◆ WHAT IS NEEDED ◆
For each line below that contains the string "München", copy that line.

◆ Stored data entries ◆
= = = = = = =
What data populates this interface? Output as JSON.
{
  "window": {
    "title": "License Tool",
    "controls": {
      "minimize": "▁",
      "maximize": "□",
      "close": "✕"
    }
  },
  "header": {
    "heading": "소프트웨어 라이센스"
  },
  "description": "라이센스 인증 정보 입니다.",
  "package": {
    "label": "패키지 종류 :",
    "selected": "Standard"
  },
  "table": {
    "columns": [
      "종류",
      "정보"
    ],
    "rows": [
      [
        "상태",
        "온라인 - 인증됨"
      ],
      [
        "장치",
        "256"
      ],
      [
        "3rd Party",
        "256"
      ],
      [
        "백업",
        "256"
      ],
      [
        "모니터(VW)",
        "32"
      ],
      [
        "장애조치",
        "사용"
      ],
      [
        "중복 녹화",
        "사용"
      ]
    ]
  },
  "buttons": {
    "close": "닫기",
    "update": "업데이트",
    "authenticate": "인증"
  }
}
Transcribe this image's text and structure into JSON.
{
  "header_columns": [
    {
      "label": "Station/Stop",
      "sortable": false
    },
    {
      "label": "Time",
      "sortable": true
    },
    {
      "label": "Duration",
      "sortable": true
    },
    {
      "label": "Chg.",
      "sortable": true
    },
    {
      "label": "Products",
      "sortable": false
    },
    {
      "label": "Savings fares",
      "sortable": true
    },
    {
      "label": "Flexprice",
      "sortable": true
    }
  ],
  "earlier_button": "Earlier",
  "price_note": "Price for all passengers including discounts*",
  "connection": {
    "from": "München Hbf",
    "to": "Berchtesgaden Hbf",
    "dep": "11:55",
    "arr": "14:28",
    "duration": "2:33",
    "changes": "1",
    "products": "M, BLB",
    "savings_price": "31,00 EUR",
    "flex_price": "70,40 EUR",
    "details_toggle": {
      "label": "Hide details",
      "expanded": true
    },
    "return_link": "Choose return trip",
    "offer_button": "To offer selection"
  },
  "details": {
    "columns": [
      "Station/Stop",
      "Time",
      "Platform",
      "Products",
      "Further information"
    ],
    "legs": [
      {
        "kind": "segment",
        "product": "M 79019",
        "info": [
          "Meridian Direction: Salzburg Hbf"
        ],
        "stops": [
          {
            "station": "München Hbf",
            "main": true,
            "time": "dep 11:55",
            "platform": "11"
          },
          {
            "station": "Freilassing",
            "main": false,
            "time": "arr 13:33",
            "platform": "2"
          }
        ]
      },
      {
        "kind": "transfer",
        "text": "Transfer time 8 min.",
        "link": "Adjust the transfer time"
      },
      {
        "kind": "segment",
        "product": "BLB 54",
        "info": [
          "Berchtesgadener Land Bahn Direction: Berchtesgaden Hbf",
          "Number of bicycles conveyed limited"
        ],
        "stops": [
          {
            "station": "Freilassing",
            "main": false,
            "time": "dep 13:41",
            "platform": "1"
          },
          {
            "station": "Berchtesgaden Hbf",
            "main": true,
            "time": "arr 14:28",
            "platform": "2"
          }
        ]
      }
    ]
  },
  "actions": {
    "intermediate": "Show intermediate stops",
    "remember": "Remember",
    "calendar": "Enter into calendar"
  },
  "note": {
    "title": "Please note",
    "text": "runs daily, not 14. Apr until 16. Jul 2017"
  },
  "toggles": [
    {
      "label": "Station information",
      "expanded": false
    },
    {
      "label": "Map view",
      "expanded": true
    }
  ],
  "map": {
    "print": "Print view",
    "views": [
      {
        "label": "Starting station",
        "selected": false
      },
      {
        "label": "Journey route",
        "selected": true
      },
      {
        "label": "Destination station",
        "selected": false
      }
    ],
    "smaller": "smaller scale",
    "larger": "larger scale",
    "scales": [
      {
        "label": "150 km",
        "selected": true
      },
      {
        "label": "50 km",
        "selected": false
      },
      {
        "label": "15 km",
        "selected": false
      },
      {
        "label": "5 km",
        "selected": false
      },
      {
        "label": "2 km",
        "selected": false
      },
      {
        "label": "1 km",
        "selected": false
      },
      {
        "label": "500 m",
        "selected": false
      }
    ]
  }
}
= = = = = = =
◆ RESPONSE TO THE TASK ◆
    "from": "München Hbf",
            "station": "München Hbf",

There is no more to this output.